(Stored data)
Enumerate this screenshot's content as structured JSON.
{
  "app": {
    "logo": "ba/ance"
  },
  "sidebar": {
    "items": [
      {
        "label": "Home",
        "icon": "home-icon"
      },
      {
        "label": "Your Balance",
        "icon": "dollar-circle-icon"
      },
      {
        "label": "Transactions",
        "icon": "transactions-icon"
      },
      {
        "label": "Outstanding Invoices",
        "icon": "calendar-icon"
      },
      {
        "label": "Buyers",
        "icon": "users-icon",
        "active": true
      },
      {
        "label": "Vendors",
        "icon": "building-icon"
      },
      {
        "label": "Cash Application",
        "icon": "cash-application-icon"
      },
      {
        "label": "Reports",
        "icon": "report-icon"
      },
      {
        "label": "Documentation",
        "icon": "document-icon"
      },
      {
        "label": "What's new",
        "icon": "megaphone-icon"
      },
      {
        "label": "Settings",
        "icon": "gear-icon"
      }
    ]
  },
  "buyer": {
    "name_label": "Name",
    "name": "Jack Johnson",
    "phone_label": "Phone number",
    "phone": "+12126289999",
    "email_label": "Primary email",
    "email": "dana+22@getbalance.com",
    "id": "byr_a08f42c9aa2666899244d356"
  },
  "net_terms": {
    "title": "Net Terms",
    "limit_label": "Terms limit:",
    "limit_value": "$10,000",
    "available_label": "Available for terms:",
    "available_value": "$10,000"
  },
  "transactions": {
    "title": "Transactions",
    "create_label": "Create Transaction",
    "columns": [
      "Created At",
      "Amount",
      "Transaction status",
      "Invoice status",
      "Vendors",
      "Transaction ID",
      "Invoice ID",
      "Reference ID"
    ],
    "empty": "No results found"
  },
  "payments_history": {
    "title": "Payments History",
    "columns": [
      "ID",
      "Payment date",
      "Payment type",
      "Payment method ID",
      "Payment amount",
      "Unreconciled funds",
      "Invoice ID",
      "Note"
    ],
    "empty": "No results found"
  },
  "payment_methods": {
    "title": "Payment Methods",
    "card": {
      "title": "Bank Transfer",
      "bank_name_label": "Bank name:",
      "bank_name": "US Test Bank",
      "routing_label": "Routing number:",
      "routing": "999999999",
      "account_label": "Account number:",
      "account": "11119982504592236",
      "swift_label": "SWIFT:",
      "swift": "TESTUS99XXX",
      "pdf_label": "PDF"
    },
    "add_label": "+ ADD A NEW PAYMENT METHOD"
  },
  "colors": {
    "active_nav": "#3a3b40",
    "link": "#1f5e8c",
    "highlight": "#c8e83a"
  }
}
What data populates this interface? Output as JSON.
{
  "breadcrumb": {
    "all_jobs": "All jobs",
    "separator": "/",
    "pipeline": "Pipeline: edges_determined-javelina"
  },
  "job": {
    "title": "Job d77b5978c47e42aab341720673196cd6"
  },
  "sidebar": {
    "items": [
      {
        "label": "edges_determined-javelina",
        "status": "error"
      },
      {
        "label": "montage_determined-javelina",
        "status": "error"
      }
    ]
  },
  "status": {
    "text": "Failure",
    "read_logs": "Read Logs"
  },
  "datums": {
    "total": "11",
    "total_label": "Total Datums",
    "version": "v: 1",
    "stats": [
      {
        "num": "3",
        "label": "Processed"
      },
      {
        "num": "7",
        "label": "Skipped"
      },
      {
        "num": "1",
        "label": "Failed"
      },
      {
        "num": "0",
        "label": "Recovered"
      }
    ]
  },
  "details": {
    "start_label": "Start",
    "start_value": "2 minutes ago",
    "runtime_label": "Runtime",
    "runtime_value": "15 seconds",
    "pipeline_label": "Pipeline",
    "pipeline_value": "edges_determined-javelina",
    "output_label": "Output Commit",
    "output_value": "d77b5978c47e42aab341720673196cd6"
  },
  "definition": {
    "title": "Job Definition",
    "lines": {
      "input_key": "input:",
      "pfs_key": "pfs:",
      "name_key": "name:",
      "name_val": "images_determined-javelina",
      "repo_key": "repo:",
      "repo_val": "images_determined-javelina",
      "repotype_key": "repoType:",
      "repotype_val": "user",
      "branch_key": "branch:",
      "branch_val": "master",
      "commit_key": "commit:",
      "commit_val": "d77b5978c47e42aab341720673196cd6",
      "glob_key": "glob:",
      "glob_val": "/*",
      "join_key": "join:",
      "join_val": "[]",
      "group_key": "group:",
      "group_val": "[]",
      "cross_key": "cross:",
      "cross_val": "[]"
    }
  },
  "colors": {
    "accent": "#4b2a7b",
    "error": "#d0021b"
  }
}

WHAT NEEDS TO BE DONE:
Reproduce only the lines from the line containing "What data populates" to the last line of the material above, both of those lines included.

EXERCISE SOLUTION:
What data populates this interface? Output as JSON.
{
  "breadcrumb": {
    "all_jobs": "All jobs",
    "separator": "/",
    "pipeline": "Pipeline: edges_determined-javelina"
  },
  "job": {
    "title": "Job d77b5978c47e42aab341720673196cd6"
  },
  "sidebar": {
    "items": [
      {
        "label": "edges_determined-javelina",
        "status": "error"
      },
      {
        "label": "montage_determined-javelina",
        "status": "error"
      }
    ]
  },
  "status": {
    "text": "Failure",
    "read_logs": "Read Logs"
  },
  "datums": {
    "total": "11",
    "total_label": "Total Datums",
    "version": "v: 1",
    "stats": [
      {
        "num": "3",
        "label": "Processed"
      },
      {
        "num": "7",
        "label": "Skipped"
      },
      {
        "num": "1",
        "label": "Failed"
      },
      {
        "num": "0",
        "label": "Recovered"
      }
    ]
  },
  "details": {
    "start_label": "Start",
    "start_value": "2 minutes ago",
    "runtime_label": "Runtime",
    "runtime_value": "15 seconds",
    "pipeline_label": "Pipeline",
    "pipeline_value": "edges_determined-javelina",
    "output_label": "Output Commit",
    "output_value": "d77b5978c47e42aab341720673196cd6"
  },
  "definition": {
    "title": "Job Definition",
    "lines": {
      "input_key": "input:",
      "pfs_key": "pfs:",
      "name_key": "name:",
      "name_val": "images_determined-javelina",
      "repo_key": "repo:",
      "repo_val": "images_determined-javelina",
      "repotype_key": "repoType:",
      "repotype_val": "user",
      "branch_key": "branch:",
      "branch_val": "master",
      "commit_key": "commit:",
      "commit_val": "d77b5978c47e42aab341720673196cd6",
      "glob_key": "glob:",
      "glob_val": "/*",
      "join_key": "join:",
      "join_val": "[]",
      "group_key": "group:",
      "group_val": "[]",
      "cross_key": "cross:",
      "cross_val": "[]"
    }
  },
  "colors": {
    "accent": "#4b2a7b",
    "error": "#d0021b"
  }
}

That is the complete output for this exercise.